RECORDS FOR THE TASK
○ ○ ○

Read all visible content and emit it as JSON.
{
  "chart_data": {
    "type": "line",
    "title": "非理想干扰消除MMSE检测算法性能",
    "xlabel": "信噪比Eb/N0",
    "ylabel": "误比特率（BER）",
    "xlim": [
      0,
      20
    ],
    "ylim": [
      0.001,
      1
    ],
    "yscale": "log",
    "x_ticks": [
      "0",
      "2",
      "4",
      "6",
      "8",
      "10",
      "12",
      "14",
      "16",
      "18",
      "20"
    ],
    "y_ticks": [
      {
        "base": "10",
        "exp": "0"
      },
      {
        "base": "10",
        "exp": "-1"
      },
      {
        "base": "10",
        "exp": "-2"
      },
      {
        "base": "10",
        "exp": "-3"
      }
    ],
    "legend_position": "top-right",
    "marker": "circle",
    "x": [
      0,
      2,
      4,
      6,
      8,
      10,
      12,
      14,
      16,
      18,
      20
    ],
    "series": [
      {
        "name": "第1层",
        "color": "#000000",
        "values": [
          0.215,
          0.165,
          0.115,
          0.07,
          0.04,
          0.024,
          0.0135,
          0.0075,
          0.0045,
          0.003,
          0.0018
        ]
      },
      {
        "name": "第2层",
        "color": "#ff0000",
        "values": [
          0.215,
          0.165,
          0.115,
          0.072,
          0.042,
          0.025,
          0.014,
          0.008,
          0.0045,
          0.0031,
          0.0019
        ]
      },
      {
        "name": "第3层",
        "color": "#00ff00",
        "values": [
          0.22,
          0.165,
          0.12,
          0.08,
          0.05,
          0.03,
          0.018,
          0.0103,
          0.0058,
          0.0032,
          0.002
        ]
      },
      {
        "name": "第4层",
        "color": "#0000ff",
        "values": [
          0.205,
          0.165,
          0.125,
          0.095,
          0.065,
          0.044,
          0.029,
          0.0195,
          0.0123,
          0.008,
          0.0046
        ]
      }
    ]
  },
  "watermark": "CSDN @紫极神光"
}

○ ○ ○

TASK OBJECTIVE
Your answer should be a single number: how many lines of the material contain the word "color".

CORRECT OUTPUT
4